Dataset rows about figures:
>>>

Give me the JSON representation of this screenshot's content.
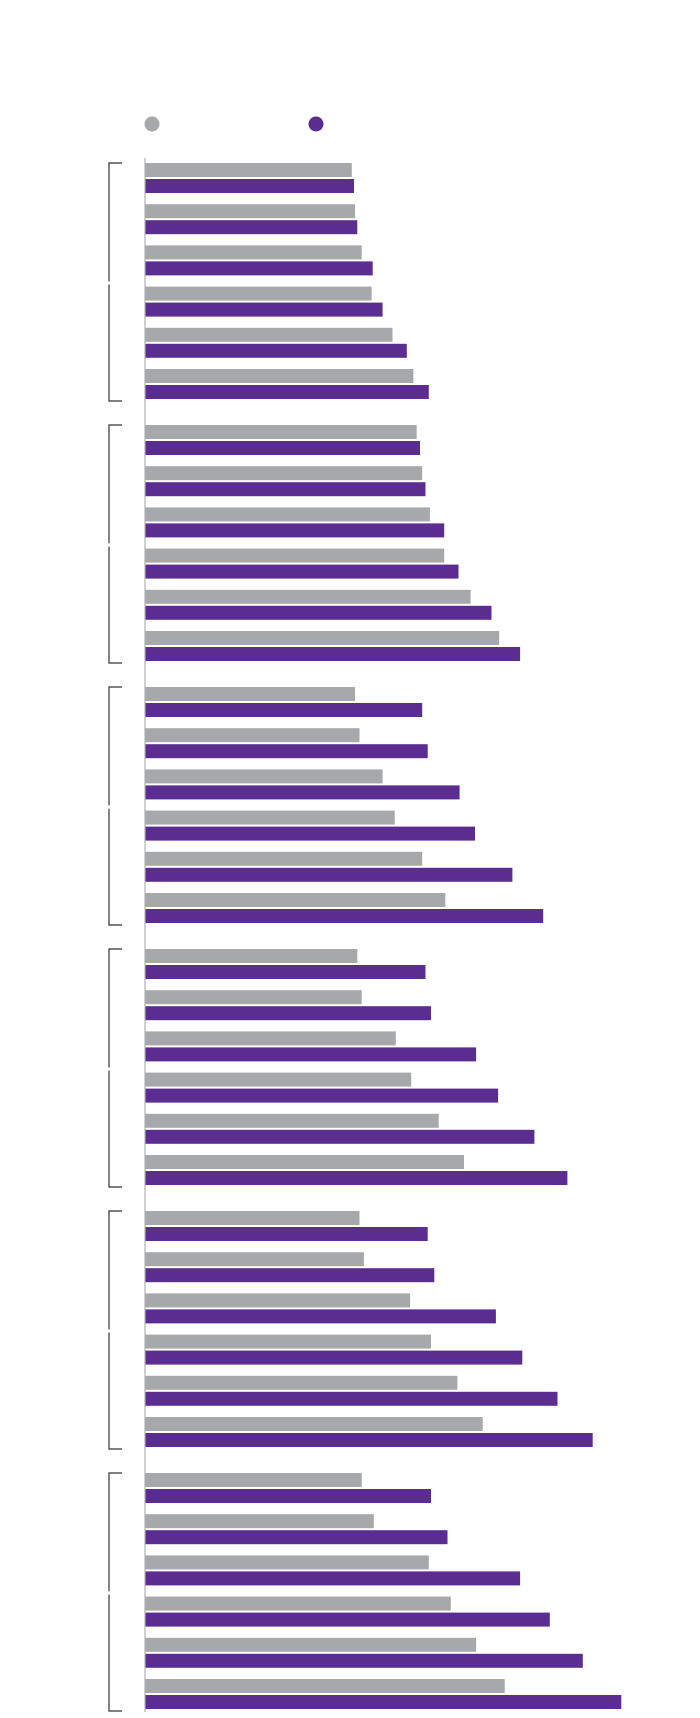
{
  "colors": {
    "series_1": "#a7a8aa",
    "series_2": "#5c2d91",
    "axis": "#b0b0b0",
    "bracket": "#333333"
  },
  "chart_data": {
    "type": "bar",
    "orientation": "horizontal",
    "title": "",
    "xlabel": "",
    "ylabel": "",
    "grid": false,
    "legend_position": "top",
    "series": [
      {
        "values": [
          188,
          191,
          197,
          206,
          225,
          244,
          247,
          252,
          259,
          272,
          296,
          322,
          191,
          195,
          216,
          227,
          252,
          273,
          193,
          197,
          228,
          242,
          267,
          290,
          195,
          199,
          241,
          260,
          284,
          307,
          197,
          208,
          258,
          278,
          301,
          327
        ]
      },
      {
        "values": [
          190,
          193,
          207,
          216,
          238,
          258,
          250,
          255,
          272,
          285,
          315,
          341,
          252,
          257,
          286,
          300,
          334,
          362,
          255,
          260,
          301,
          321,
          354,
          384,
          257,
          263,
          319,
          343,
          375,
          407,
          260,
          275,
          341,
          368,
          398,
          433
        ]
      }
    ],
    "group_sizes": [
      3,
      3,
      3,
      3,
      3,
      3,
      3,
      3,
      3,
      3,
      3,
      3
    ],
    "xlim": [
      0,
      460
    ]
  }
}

<<<

- Directions for this task -
Output the entries above exactly. Drop the pictures.

- Task answer -
Give me the JSON representation of this screenshot's content.
{
  "colors": {
    "series_1": "#a7a8aa",
    "series_2": "#5c2d91",
    "axis": "#b0b0b0",
    "bracket": "#333333"
  },
  "chart_data": {
    "type": "bar",
    "orientation": "horizontal",
    "title": "",
    "xlabel": "",
    "ylabel": "",
    "grid": false,
    "legend_position": "top",
    "series": [
      {
        "values": [
          188,
          191,
          197,
          206,
          225,
          244,
          247,
          252,
          259,
          272,
          296,
          322,
          191,
          195,
          216,
          227,
          252,
          273,
          193,
          197,
          228,
          242,
          267,
          290,
          195,
          199,
          241,
          260,
          284,
          307,
          197,
          208,
          258,
          278,
          301,
          327
        ]
      },
      {
        "values": [
          190,
          193,
          207,
          216,
          238,
          258,
          250,
          255,
          272,
          285,
          315,
          341,
          252,
          257,
          286,
          300,
          334,
          362,
          255,
          260,
          301,
          321,
          354,
          384,
          257,
          263,
          319,
          343,
          375,
          407,
          260,
          275,
          341,
          368,
          398,
          433
        ]
      }
    ],
    "group_sizes": [
      3,
      3,
      3,
      3,
      3,
      3,
      3,
      3,
      3,
      3,
      3,
      3
    ],
    "xlim": [
      0,
      460
    ]
  }
}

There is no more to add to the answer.